[START OF PROVIDED RECORDS]

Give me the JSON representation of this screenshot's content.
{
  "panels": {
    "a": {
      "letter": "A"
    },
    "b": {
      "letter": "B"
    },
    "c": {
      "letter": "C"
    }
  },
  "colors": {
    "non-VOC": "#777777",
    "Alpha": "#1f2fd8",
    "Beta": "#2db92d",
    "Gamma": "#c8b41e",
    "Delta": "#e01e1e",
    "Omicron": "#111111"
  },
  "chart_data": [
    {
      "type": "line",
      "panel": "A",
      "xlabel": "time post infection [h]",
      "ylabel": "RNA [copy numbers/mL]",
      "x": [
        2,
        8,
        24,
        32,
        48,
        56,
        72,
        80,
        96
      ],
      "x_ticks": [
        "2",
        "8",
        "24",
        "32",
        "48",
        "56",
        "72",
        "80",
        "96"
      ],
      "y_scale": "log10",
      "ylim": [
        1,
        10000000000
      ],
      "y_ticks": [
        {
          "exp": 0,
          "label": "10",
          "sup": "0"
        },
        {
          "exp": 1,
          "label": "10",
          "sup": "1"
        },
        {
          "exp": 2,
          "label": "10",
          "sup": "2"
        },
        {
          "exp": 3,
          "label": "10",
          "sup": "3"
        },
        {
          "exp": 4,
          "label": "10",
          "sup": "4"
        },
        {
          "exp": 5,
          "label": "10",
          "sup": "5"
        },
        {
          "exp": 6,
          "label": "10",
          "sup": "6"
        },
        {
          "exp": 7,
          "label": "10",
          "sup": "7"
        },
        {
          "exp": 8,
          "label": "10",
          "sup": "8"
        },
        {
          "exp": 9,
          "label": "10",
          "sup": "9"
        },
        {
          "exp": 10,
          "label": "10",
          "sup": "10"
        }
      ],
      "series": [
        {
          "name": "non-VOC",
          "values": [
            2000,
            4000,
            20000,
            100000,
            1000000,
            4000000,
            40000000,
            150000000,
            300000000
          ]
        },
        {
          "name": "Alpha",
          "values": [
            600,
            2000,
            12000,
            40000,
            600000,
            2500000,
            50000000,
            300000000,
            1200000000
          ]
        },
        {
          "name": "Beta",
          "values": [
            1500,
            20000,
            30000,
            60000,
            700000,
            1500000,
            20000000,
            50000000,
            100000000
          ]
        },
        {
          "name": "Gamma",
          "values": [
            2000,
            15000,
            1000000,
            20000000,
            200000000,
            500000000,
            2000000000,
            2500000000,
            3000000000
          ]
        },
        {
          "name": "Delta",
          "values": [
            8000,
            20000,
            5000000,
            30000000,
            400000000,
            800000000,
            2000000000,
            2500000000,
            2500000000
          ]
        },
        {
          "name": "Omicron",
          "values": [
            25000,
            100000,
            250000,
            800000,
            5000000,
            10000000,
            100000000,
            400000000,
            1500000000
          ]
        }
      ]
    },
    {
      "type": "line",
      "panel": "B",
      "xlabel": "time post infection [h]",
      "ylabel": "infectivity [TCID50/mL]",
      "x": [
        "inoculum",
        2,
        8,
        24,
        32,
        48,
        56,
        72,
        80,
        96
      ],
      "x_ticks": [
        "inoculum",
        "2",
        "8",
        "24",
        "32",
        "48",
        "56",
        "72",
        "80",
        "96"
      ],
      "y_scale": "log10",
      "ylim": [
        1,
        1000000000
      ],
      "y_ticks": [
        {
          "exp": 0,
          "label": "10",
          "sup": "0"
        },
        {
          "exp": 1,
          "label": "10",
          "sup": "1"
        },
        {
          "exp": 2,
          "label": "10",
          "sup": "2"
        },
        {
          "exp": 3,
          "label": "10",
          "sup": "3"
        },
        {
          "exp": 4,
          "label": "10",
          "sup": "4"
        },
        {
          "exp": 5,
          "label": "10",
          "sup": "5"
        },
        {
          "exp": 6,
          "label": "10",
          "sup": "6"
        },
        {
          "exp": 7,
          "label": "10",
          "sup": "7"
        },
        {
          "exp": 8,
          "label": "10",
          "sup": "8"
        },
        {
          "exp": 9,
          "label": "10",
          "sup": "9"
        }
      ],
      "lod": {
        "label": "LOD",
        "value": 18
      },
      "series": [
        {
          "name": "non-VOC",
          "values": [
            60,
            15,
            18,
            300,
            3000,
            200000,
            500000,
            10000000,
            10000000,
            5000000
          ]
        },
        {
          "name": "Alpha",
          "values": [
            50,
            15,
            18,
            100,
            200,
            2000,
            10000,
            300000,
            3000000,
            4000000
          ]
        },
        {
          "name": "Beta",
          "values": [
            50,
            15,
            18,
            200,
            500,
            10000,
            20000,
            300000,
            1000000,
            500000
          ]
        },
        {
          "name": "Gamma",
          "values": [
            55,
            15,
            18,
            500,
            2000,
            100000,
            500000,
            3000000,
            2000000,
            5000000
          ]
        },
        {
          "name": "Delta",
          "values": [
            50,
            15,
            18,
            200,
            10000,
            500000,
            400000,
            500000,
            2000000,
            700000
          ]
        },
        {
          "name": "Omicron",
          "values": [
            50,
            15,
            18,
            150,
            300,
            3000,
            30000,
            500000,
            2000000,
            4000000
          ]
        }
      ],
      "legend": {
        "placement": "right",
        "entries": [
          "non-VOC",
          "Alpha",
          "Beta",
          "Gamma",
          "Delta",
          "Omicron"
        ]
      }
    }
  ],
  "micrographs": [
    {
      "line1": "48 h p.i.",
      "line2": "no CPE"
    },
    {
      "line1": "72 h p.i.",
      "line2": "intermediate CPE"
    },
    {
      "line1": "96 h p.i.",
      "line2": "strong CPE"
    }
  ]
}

[END OF PROVIDED RECORDS]

_EXERCISE_:
Copy out each record, keeping every word as it is.

_FINAL RESULT_:
Give me the JSON representation of this screenshot's content.
{
  "panels": {
    "a": {
      "letter": "A"
    },
    "b": {
      "letter": "B"
    },
    "c": {
      "letter": "C"
    }
  },
  "colors": {
    "non-VOC": "#777777",
    "Alpha": "#1f2fd8",
    "Beta": "#2db92d",
    "Gamma": "#c8b41e",
    "Delta": "#e01e1e",
    "Omicron": "#111111"
  },
  "chart_data": [
    {
      "type": "line",
      "panel": "A",
      "xlabel": "time post infection [h]",
      "ylabel": "RNA [copy numbers/mL]",
      "x": [
        2,
        8,
        24,
        32,
        48,
        56,
        72,
        80,
        96
      ],
      "x_ticks": [
        "2",
        "8",
        "24",
        "32",
        "48",
        "56",
        "72",
        "80",
        "96"
      ],
      "y_scale": "log10",
      "ylim": [
        1,
        10000000000
      ],
      "y_ticks": [
        {
          "exp": 0,
          "label": "10",
          "sup": "0"
        },
        {
          "exp": 1,
          "label": "10",
          "sup": "1"
        },
        {
          "exp": 2,
          "label": "10",
          "sup": "2"
        },
        {
          "exp": 3,
          "label": "10",
          "sup": "3"
        },
        {
          "exp": 4,
          "label": "10",
          "sup": "4"
        },
        {
          "exp": 5,
          "label": "10",
          "sup": "5"
        },
        {
          "exp": 6,
          "label": "10",
          "sup": "6"
        },
        {
          "exp": 7,
          "label": "10",
          "sup": "7"
        },
        {
          "exp": 8,
          "label": "10",
          "sup": "8"
        },
        {
          "exp": 9,
          "label": "10",
          "sup": "9"
        },
        {
          "exp": 10,
          "label": "10",
          "sup": "10"
        }
      ],
      "series": [
        {
          "name": "non-VOC",
          "values": [
            2000,
            4000,
            20000,
            100000,
            1000000,
            4000000,
            40000000,
            150000000,
            300000000
          ]
        },
        {
          "name": "Alpha",
          "values": [
            600,
            2000,
            12000,
            40000,
            600000,
            2500000,
            50000000,
            300000000,
            1200000000
          ]
        },
        {
          "name": "Beta",
          "values": [
            1500,
            20000,
            30000,
            60000,
            700000,
            1500000,
            20000000,
            50000000,
            100000000
          ]
        },
        {
          "name": "Gamma",
          "values": [
            2000,
            15000,
            1000000,
            20000000,
            200000000,
            500000000,
            2000000000,
            2500000000,
            3000000000
          ]
        },
        {
          "name": "Delta",
          "values": [
            8000,
            20000,
            5000000,
            30000000,
            400000000,
            800000000,
            2000000000,
            2500000000,
            2500000000
          ]
        },
        {
          "name": "Omicron",
          "values": [
            25000,
            100000,
            250000,
            800000,
            5000000,
            10000000,
            100000000,
            400000000,
            1500000000
          ]
        }
      ]
    },
    {
      "type": "line",
      "panel": "B",
      "xlabel": "time post infection [h]",
      "ylabel": "infectivity [TCID50/mL]",
      "x": [
        "inoculum",
        2,
        8,
        24,
        32,
        48,
        56,
        72,
        80,
        96
      ],
      "x_ticks": [
        "inoculum",
        "2",
        "8",
        "24",
        "32",
        "48",
        "56",
        "72",
        "80",
        "96"
      ],
      "y_scale": "log10",
      "ylim": [
        1,
        1000000000
      ],
      "y_ticks": [
        {
          "exp": 0,
          "label": "10",
          "sup": "0"
        },
        {
          "exp": 1,
          "label": "10",
          "sup": "1"
        },
        {
          "exp": 2,
          "label": "10",
          "sup": "2"
        },
        {
          "exp": 3,
          "label": "10",
          "sup": "3"
        },
        {
          "exp": 4,
          "label": "10",
          "sup": "4"
        },
        {
          "exp": 5,
          "label": "10",
          "sup": "5"
        },
        {
          "exp": 6,
          "label": "10",
          "sup": "6"
        },
        {
          "exp": 7,
          "label": "10",
          "sup": "7"
        },
        {
          "exp": 8,
          "label": "10",
          "sup": "8"
        },
        {
          "exp": 9,
          "label": "10",
          "sup": "9"
        }
      ],
      "lod": {
        "label": "LOD",
        "value": 18
      },
      "series": [
        {
          "name": "non-VOC",
          "values": [
            60,
            15,
            18,
            300,
            3000,
            200000,
            500000,
            10000000,
            10000000,
            5000000
          ]
        },
        {
          "name": "Alpha",
          "values": [
            50,
            15,
            18,
            100,
            200,
            2000,
            10000,
            300000,
            3000000,
            4000000
          ]
        },
        {
          "name": "Beta",
          "values": [
            50,
            15,
            18,
            200,
            500,
            10000,
            20000,
            300000,
            1000000,
            500000
          ]
        },
        {
          "name": "Gamma",
          "values": [
            55,
            15,
            18,
            500,
            2000,
            100000,
            500000,
            3000000,
            2000000,
            5000000
          ]
        },
        {
          "name": "Delta",
          "values": [
            50,
            15,
            18,
            200,
            10000,
            500000,
            400000,
            500000,
            2000000,
            700000
          ]
        },
        {
          "name": "Omicron",
          "values": [
            50,
            15,
            18,
            150,
            300,
            3000,
            30000,
            500000,
            2000000,
            4000000
          ]
        }
      ],
      "legend": {
        "placement": "right",
        "entries": [
          "non-VOC",
          "Alpha",
          "Beta",
          "Gamma",
          "Delta",
          "Omicron"
        ]
      }
    }
  ],
  "micrographs": [
    {
      "line1": "48 h p.i.",
      "line2": "no CPE"
    },
    {
      "line1": "72 h p.i.",
      "line2": "intermediate CPE"
    },
    {
      "line1": "96 h p.i.",
      "line2": "strong CPE"
    }
  ]
}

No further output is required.